| GOAL |
Copy each line with the word "pair" in it.

| DATASET RECORDS |
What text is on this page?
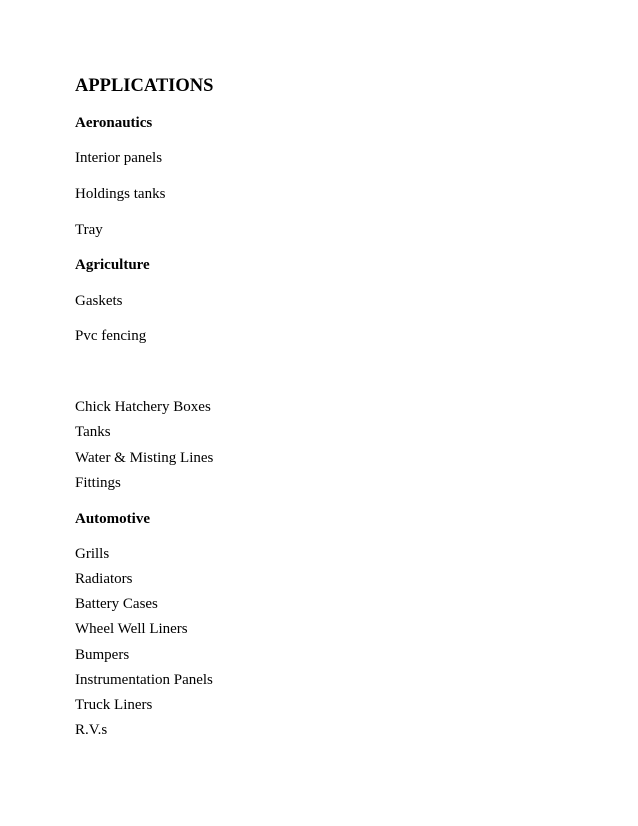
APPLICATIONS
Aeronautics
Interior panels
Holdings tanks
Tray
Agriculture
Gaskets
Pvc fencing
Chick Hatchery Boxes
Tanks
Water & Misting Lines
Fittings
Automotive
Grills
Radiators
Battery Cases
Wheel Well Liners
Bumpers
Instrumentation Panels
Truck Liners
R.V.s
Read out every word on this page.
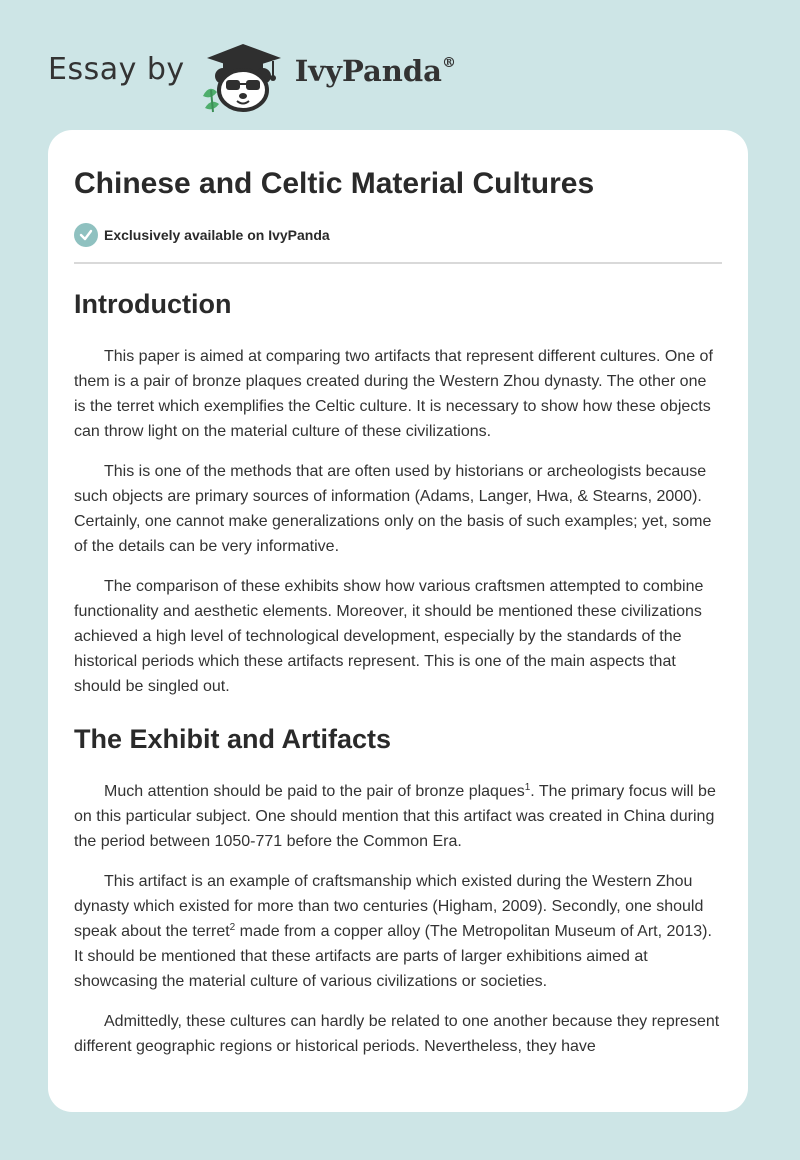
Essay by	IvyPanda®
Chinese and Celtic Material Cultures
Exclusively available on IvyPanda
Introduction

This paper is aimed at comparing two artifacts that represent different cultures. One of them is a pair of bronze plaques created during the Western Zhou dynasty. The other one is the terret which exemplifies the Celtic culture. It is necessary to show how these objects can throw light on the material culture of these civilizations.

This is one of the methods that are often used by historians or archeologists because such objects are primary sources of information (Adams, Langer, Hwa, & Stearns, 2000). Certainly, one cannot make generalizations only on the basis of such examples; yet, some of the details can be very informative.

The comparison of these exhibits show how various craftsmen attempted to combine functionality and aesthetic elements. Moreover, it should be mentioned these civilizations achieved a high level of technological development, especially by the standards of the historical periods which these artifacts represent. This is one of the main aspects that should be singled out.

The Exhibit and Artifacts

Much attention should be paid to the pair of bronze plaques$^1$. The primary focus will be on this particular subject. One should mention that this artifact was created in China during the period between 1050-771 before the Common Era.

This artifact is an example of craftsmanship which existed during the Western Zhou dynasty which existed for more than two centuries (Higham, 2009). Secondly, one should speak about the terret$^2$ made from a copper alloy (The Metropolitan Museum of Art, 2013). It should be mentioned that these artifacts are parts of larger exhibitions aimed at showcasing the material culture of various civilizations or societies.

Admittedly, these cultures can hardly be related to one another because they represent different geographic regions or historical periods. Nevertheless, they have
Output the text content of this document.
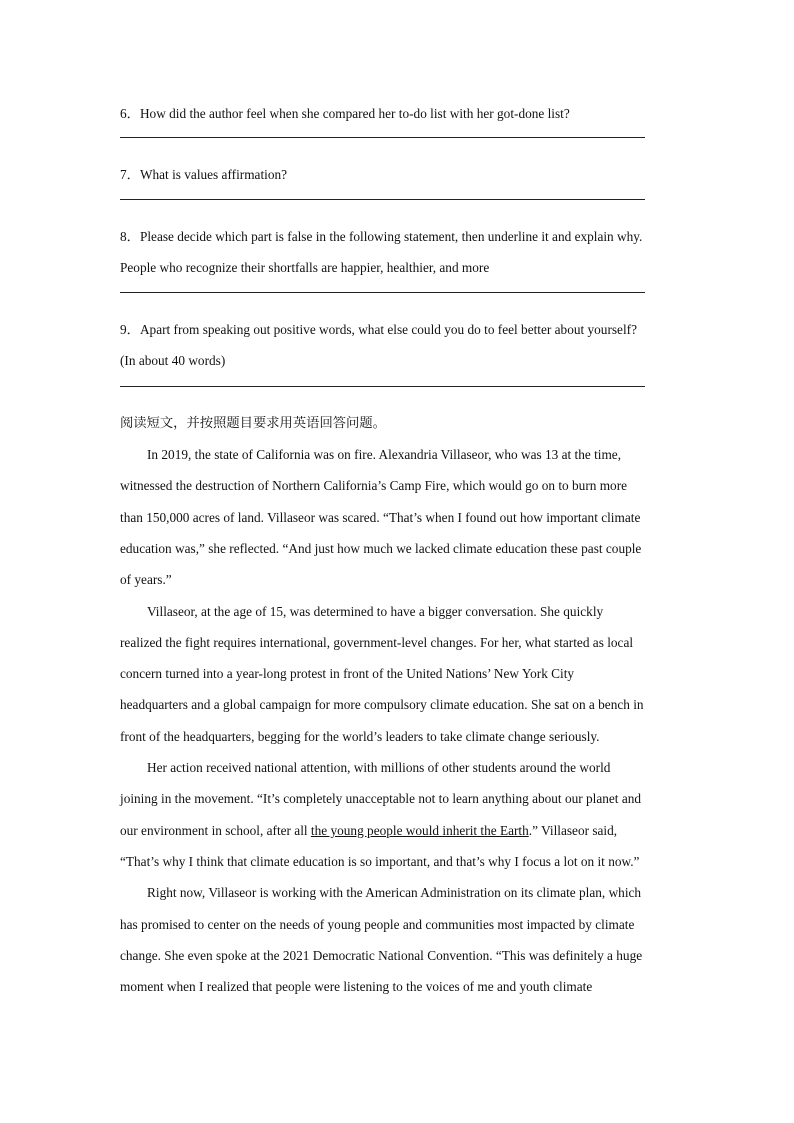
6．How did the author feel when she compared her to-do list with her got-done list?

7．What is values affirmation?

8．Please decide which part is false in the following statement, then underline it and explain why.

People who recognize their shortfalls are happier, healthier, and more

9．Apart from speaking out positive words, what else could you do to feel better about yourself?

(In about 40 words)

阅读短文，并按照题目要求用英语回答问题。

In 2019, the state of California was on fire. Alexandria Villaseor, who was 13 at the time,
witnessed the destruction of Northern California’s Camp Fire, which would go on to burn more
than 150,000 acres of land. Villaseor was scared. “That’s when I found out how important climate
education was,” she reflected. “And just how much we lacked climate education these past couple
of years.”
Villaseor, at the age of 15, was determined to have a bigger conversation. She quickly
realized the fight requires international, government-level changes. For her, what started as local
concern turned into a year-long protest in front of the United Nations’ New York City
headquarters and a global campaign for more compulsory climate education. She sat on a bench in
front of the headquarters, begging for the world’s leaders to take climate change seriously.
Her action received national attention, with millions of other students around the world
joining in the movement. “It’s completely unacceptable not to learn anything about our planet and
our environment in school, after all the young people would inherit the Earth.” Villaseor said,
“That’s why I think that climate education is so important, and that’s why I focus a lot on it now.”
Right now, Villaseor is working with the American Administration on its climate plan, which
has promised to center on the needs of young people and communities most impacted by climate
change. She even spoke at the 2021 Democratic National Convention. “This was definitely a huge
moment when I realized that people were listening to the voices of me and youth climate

| RESPONSE TO THE TASK |
This paper is aimed at comparing two artifacts that represent different cultures. One of them is a pair of bronze plaques created during the Western Zhou dynasty. The other one is the terret which exemplifies the Celtic culture. It is necessary to show how these objects can throw light on the material culture of these civilizations.
Much attention should be paid to the pair of bronze plaques$^1$. The primary focus will be on this particular subject. One should mention that this artifact was created in China during the period between 1050-771 before the Common Era.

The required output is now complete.